● **What to do**
a. From the text on eating disorder prevention programs, list everything that The Body Project has been found to reduce.
b. Write a continuation of the text on eating disorder prevention programs, beginning after its final sentence.

● **Exercise text**
Eating Disorders Prevention Programs at AU
The Body Project
The Body Project is an empirically based body acceptance program that was designed to help young women feel more positively about their bodies, and thus reduce their risk for developing eating disorder symptoms. The program has been found to reduce thin-ideal internalization, body dissatisfaction, unhealthy dieting, and negative emotions.
The Body Project involves several sessions over a period of three weeks, and take place in small groups. In each group session, trained peer educators lead participants through a series of verbal, written, and behavioral exercises that directly challenge and critque societal standards of beauty. In addition, participants learn ways that they can change their behavior to create a more positive culture on campus.
The Sorority Body Project
The Sorority Body Project (formerly known as Reflections: Body Image Program) is an evidence-based peer led body image education and eating disorder prevention program. It was designed in collaboration with an international sorority, Delta Delta Delta, and focuses on the unique needs of and relationships between sorority sisters. The program works to improve body image issues, encourage healthy confrontation and communication skills, and resist the unrealistic, ultrathin ideal standard of female beauty that is prevalent in today's society.
The Sorority Body Project is implemented among sorority members in two two-hour sessions using highly interactive, peer-led, small groups. The program does not focus on eating disorders. Instead, it emphasizes creating and re-affirming a positive and healthy personal body image through a variety of structured discussions, activities, and exercises. By doing so, participants learn to embrace the healthy ideal, reduce their own body dissatisfaction, decrease "fat talk" in their daily life and recognize all of the wonderful non-appearance related aspects of themselves and others.

● **Items from a data source**
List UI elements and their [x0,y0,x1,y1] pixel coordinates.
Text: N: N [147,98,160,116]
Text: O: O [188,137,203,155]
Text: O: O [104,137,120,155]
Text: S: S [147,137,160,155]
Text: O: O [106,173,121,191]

● **Answers for each item**
a. thin-ideal internalization, body dissatisfaction, unhealthy dieting, negative emotions

b.
** Peer leaders and participants of the Body Project and the Sorority Body Project are also involved in health promotion events on campus like Fat Talk Free Week, Body Image Awareness Week, and periodic healthy body discussion groups.
The Female Athlete Body Project (FAB)
FAB is a program that came to AU in 2012 as part of a partnership with Louisiana State University Athletics, Trinity University Athletics, University of Incarnate Word Athletics, and a grant from the National Institute of Mental Health. It is designed to improve the well-being of female collegiate athletes as well as to provide education that could ultimately impact their health and risk of chronic disease later on in life. The program will ultimately include 500 female athletes participating among the three sites' sports teams including basketball, volleyball, soccer, swimming, diving, tennis, golf, softball, gymnastics, and cheerleading.